— start Material for this exercise —

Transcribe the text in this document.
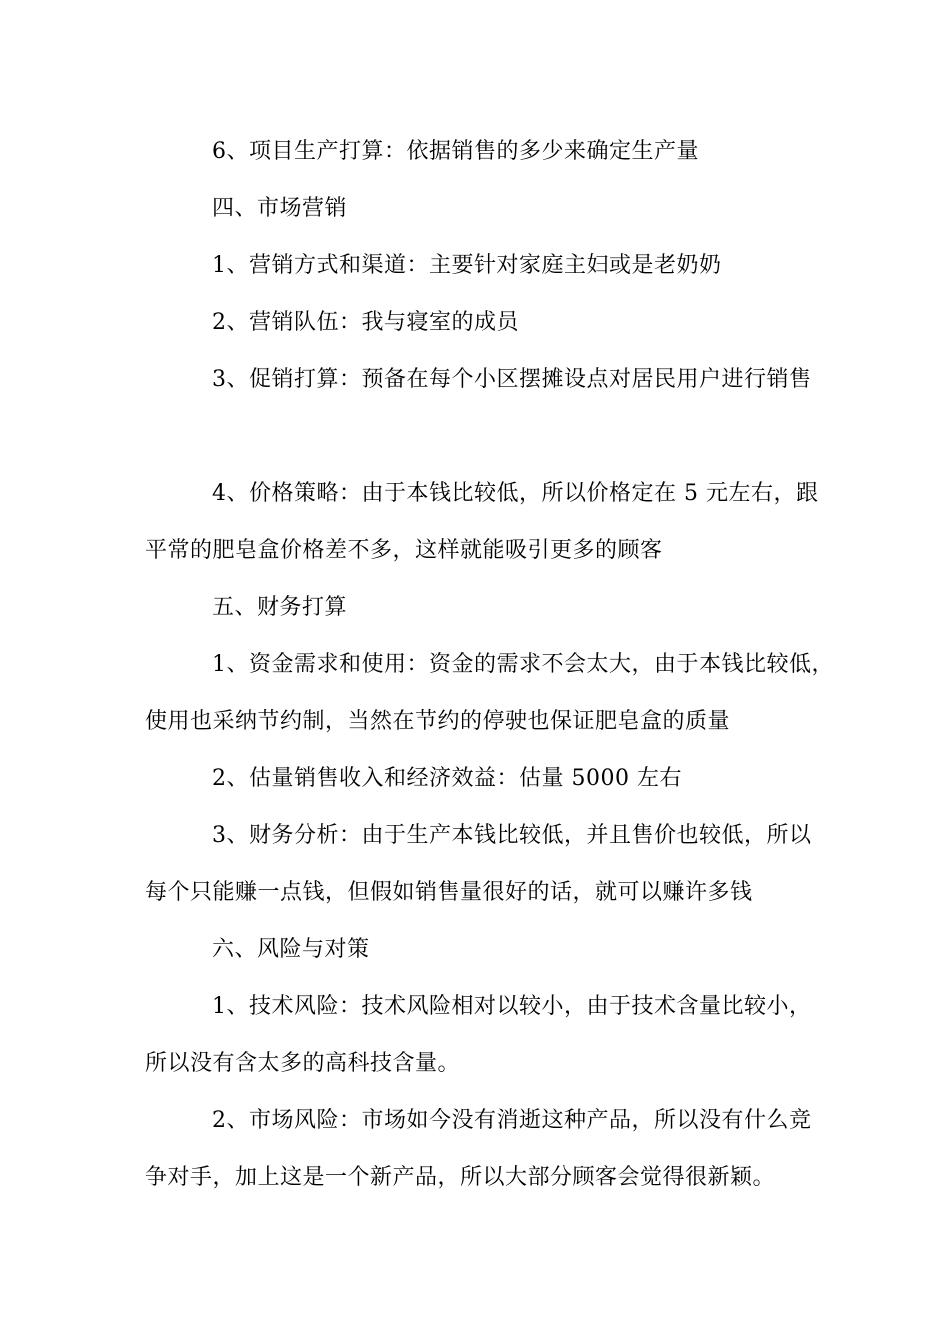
6、项目生产打算：依据销售的多少来确定生产量
四、市场营销
1、营销方式和渠道：主要针对家庭主妇或是老奶奶
2、营销队伍：我与寝室的成员
3、促销打算：预备在每个小区摆摊设点对居民用户进行销售
4、价格策略：由于本钱比较低，所以价格定在 5 元左右，跟
平常的肥皂盒价格差不多，这样就能吸引更多的顾客
五、财务打算
1、资金需求和使用：资金的需求不会太大，由于本钱比较低，
使用也采纳节约制，当然在节约的停驶也保证肥皂盒的质量
2、估量销售收入和经济效益：估量 5000 左右
3、财务分析：由于生产本钱比较低，并且售价也较低，所以
每个只能赚一点钱，但假如销售量很好的话，就可以赚许多钱
六、风险与对策
1、技术风险：技术风险相对以较小，由于技术含量比较小，
所以没有含太多的高科技含量。
2、市场风险：市场如今没有消逝这种产品，所以没有什么竞
争对手，加上这是一个新产品，所以大部分顾客会觉得很新颖。
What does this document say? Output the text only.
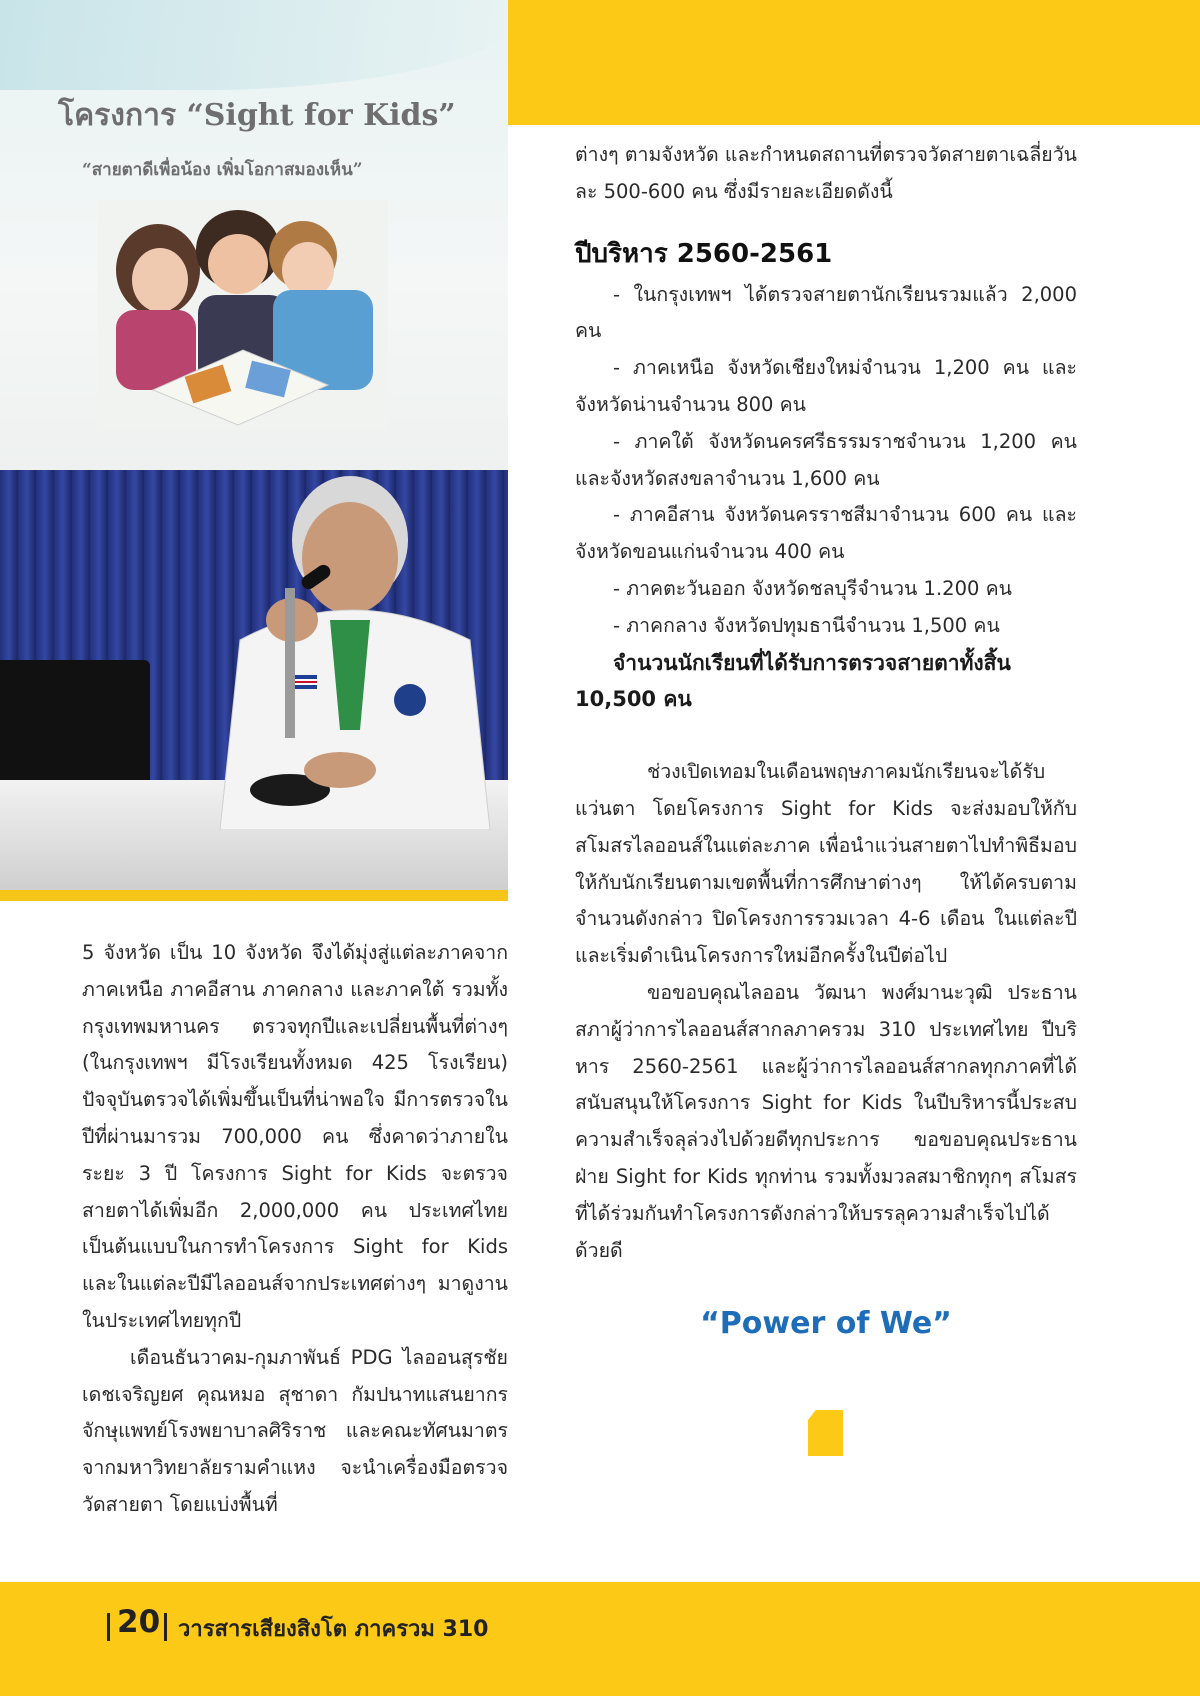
โครงการ “Sight for Kids”
“สายตาดีเพื่อน้อง เพิ่มโอกาสมองเห็น”

ต่างๆ ตามจังหวัด และกำหนดสถานที่ตรวจวัดสายตาเฉลี่ยวันละ 500-600 คน ซึ่งมีรายละเอียดดังนี้

ปีบริหาร 2560-2561

- ในกรุงเทพฯ ได้ตรวจสายตานักเรียนรวมแล้ว 2,000 คน

- ภาคเหนือ จังหวัดเชียงใหม่จำนวน 1,200 คน และจังหวัดน่านจำนวน 800 คน

- ภาคใต้ จังหวัดนครศรีธรรมราชจำนวน 1,200 คน และจังหวัดสงขลาจำนวน 1,600 คน

- ภาคอีสาน จังหวัดนครราชสีมาจำนวน 600 คน และจังหวัดขอนแก่นจำนวน 400 คน

- ภาคตะวันออก จังหวัดชลบุรีจำนวน 1.200 คน

- ภาคกลาง จังหวัดปทุมธานีจำนวน 1,500 คน

จำนวนนักเรียนที่ได้รับการตรวจสายตาทั้งสิ้น 10,500 คน

ช่วงเปิดเทอมในเดือนพฤษภาคมนักเรียนจะได้รับแว่นตา โดยโครงการ Sight for Kids จะส่งมอบให้กับสโมสรไลออนส์ในแต่ละภาค เพื่อนำแว่นสายตาไปทำพิธีมอบให้กับนักเรียนตามเขตพื้นที่การศึกษาต่างๆ ให้ได้ครบตามจำนวนดังกล่าว ปิดโครงการรวมเวลา 4-6 เดือน ในแต่ละปี และเริ่มดำเนินโครงการใหม่อีกครั้งในปีต่อไป

ขอขอบคุณไลออน วัฒนา พงศ์มานะวุฒิ ประธานสภาผู้ว่าการไลออนส์สากลภาครวม 310 ประเทศไทย ปีบริหาร 2560-2561 และผู้ว่าการไลออนส์สากลทุกภาคที่ได้สนับสนุนให้โครงการ Sight for Kids ในปีบริหารนี้ประสบความสำเร็จลุล่วงไปด้วยดีทุกประการ ขอขอบคุณประธานฝ่าย Sight for Kids ทุกท่าน รวมทั้งมวลสมาชิกทุกๆ สโมสรที่ได้ร่วมกันทำโครงการดังกล่าวให้บรรลุความสำเร็จไปได้ด้วยดี

“Power of We”

5 จังหวัด เป็น 10 จังหวัด จึงได้มุ่งสู่แต่ละภาคจากภาคเหนือ ภาคอีสาน ภาคกลาง และภาคใต้ รวมทั้งกรุงเทพมหานคร ตรวจทุกปีและเปลี่ยนพื้นที่ต่างๆ (ในกรุงเทพฯ มีโรงเรียนทั้งหมด 425 โรงเรียน) ปัจจุบันตรวจได้เพิ่มขึ้นเป็นที่น่าพอใจ มีการตรวจในปีที่ผ่านมารวม 700,000 คน ซึ่งคาดว่าภายในระยะ 3 ปี โครงการ Sight for Kids จะตรวจสายตาได้เพิ่มอีก 2,000,000 คน ประเทศไทยเป็นต้นแบบในการทำโครงการ Sight for Kids และในแต่ละปีมีไลออนส์จากประเทศต่างๆ มาดูงานในประเทศไทยทุกปี

เดือนธันวาคม-กุมภาพันธ์ PDG ไลออนสุรชัย เดชเจริญยศ คุณหมอ สุชาดา กัมปนาทแสนยากร จักษุแพทย์โรงพยาบาลศิริราช และคณะทัศนมาตร จากมหาวิทยาลัยรามคำแหง จะนำเครื่องมือตรวจวัดสายตา โดยแบ่งพื้นที่

20 วารสารเสียงสิงโต ภาครวม 310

— end Material for this exercise —

Required task
Copy each line in full and exactly, omitting any picture.

The solution
Transcribe the text in this document.
6、项目生产打算：依据销售的多少来确定生产量
四、市场营销
1、营销方式和渠道：主要针对家庭主妇或是老奶奶
2、营销队伍：我与寝室的成员
3、促销打算：预备在每个小区摆摊设点对居民用户进行销售
4、价格策略：由于本钱比较低，所以价格定在 5 元左右，跟
平常的肥皂盒价格差不多，这样就能吸引更多的顾客
五、财务打算
1、资金需求和使用：资金的需求不会太大，由于本钱比较低，
使用也采纳节约制，当然在节约的停驶也保证肥皂盒的质量
2、估量销售收入和经济效益：估量 5000 左右
3、财务分析：由于生产本钱比较低，并且售价也较低，所以
每个只能赚一点钱，但假如销售量很好的话，就可以赚许多钱
六、风险与对策
1、技术风险：技术风险相对以较小，由于技术含量比较小，
所以没有含太多的高科技含量。
2、市场风险：市场如今没有消逝这种产品，所以没有什么竞
争对手，加上这是一个新产品，所以大部分顾客会觉得很新颖。
What does this document say? Output the text only.
โครงการ “Sight for Kids”
“สายตาดีเพื่อน้อง เพิ่มโอกาสมองเห็น”

ต่างๆ ตามจังหวัด และกำหนดสถานที่ตรวจวัดสายตาเฉลี่ยวันละ 500-600 คน ซึ่งมีรายละเอียดดังนี้

ปีบริหาร 2560-2561

- ในกรุงเทพฯ ได้ตรวจสายตานักเรียนรวมแล้ว 2,000 คน

- ภาคเหนือ จังหวัดเชียงใหม่จำนวน 1,200 คน และจังหวัดน่านจำนวน 800 คน

- ภาคใต้ จังหวัดนครศรีธรรมราชจำนวน 1,200 คน และจังหวัดสงขลาจำนวน 1,600 คน

- ภาคอีสาน จังหวัดนครราชสีมาจำนวน 600 คน และจังหวัดขอนแก่นจำนวน 400 คน

- ภาคตะวันออก จังหวัดชลบุรีจำนวน 1.200 คน

- ภาคกลาง จังหวัดปทุมธานีจำนวน 1,500 คน

จำนวนนักเรียนที่ได้รับการตรวจสายตาทั้งสิ้น 10,500 คน

ช่วงเปิดเทอมในเดือนพฤษภาคมนักเรียนจะได้รับแว่นตา โดยโครงการ Sight for Kids จะส่งมอบให้กับสโมสรไลออนส์ในแต่ละภาค เพื่อนำแว่นสายตาไปทำพิธีมอบให้กับนักเรียนตามเขตพื้นที่การศึกษาต่างๆ ให้ได้ครบตามจำนวนดังกล่าว ปิดโครงการรวมเวลา 4-6 เดือน ในแต่ละปี และเริ่มดำเนินโครงการใหม่อีกครั้งในปีต่อไป

ขอขอบคุณไลออน วัฒนา พงศ์มานะวุฒิ ประธานสภาผู้ว่าการไลออนส์สากลภาครวม 310 ประเทศไทย ปีบริหาร 2560-2561 และผู้ว่าการไลออนส์สากลทุกภาคที่ได้สนับสนุนให้โครงการ Sight for Kids ในปีบริหารนี้ประสบความสำเร็จลุล่วงไปด้วยดีทุกประการ ขอขอบคุณประธานฝ่าย Sight for Kids ทุกท่าน รวมทั้งมวลสมาชิกทุกๆ สโมสรที่ได้ร่วมกันทำโครงการดังกล่าวให้บรรลุความสำเร็จไปได้ด้วยดี

“Power of We”

5 จังหวัด เป็น 10 จังหวัด จึงได้มุ่งสู่แต่ละภาคจากภาคเหนือ ภาคอีสาน ภาคกลาง และภาคใต้ รวมทั้งกรุงเทพมหานคร ตรวจทุกปีและเปลี่ยนพื้นที่ต่างๆ (ในกรุงเทพฯ มีโรงเรียนทั้งหมด 425 โรงเรียน) ปัจจุบันตรวจได้เพิ่มขึ้นเป็นที่น่าพอใจ มีการตรวจในปีที่ผ่านมารวม 700,000 คน ซึ่งคาดว่าภายในระยะ 3 ปี โครงการ Sight for Kids จะตรวจสายตาได้เพิ่มอีก 2,000,000 คน ประเทศไทยเป็นต้นแบบในการทำโครงการ Sight for Kids และในแต่ละปีมีไลออนส์จากประเทศต่างๆ มาดูงานในประเทศไทยทุกปี

เดือนธันวาคม-กุมภาพันธ์ PDG ไลออนสุรชัย เดชเจริญยศ คุณหมอ สุชาดา กัมปนาทแสนยากร จักษุแพทย์โรงพยาบาลศิริราช และคณะทัศนมาตร จากมหาวิทยาลัยรามคำแหง จะนำเครื่องมือตรวจวัดสายตา โดยแบ่งพื้นที่

20 วารสารเสียงสิงโต ภาครวม 310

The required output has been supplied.